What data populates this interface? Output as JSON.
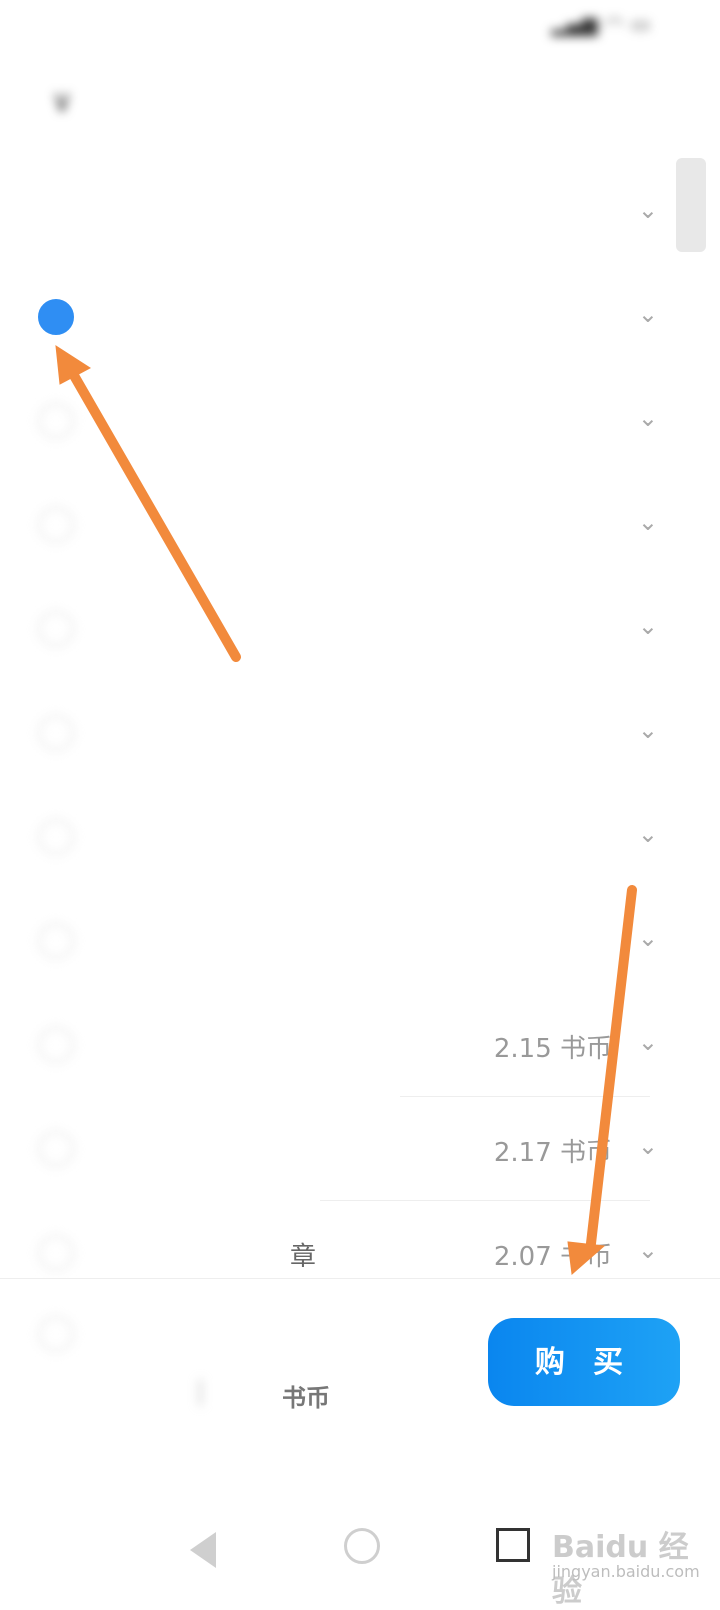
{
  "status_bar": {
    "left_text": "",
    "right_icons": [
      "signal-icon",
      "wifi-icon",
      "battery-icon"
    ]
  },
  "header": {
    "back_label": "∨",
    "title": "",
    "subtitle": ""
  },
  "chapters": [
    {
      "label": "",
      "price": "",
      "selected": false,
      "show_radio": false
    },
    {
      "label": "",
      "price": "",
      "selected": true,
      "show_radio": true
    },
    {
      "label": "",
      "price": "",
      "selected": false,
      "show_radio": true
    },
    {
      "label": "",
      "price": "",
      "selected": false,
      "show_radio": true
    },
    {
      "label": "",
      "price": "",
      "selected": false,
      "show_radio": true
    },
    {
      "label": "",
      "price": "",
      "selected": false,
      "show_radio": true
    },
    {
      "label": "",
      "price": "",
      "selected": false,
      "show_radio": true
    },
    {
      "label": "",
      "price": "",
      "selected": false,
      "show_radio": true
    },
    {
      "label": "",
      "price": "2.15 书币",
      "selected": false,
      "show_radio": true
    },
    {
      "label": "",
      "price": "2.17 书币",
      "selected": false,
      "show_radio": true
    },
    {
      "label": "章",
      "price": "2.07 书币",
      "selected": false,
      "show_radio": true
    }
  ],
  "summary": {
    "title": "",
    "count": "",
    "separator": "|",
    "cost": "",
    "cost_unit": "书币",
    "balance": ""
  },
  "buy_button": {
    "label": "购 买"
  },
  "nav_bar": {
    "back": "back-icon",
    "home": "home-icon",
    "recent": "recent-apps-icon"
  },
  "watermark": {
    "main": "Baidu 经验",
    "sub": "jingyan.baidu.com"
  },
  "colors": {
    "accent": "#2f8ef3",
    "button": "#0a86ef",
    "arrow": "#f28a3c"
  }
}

### STATED PROBLEM
Reproduce the entries above word for word. Pictures stay out.

### COMPLETE OUTPUT
What data populates this interface? Output as JSON.
{
  "status_bar": {
    "left_text": "",
    "right_icons": [
      "signal-icon",
      "wifi-icon",
      "battery-icon"
    ]
  },
  "header": {
    "back_label": "∨",
    "title": "",
    "subtitle": ""
  },
  "chapters": [
    {
      "label": "",
      "price": "",
      "selected": false,
      "show_radio": false
    },
    {
      "label": "",
      "price": "",
      "selected": true,
      "show_radio": true
    },
    {
      "label": "",
      "price": "",
      "selected": false,
      "show_radio": true
    },
    {
      "label": "",
      "price": "",
      "selected": false,
      "show_radio": true
    },
    {
      "label": "",
      "price": "",
      "selected": false,
      "show_radio": true
    },
    {
      "label": "",
      "price": "",
      "selected": false,
      "show_radio": true
    },
    {
      "label": "",
      "price": "",
      "selected": false,
      "show_radio": true
    },
    {
      "label": "",
      "price": "",
      "selected": false,
      "show_radio": true
    },
    {
      "label": "",
      "price": "2.15 书币",
      "selected": false,
      "show_radio": true
    },
    {
      "label": "",
      "price": "2.17 书币",
      "selected": false,
      "show_radio": true
    },
    {
      "label": "章",
      "price": "2.07 书币",
      "selected": false,
      "show_radio": true
    }
  ],
  "summary": {
    "title": "",
    "count": "",
    "separator": "|",
    "cost": "",
    "cost_unit": "书币",
    "balance": ""
  },
  "buy_button": {
    "label": "购 买"
  },
  "nav_bar": {
    "back": "back-icon",
    "home": "home-icon",
    "recent": "recent-apps-icon"
  },
  "watermark": {
    "main": "Baidu 经验",
    "sub": "jingyan.baidu.com"
  },
  "colors": {
    "accent": "#2f8ef3",
    "button": "#0a86ef",
    "arrow": "#f28a3c"
  }
}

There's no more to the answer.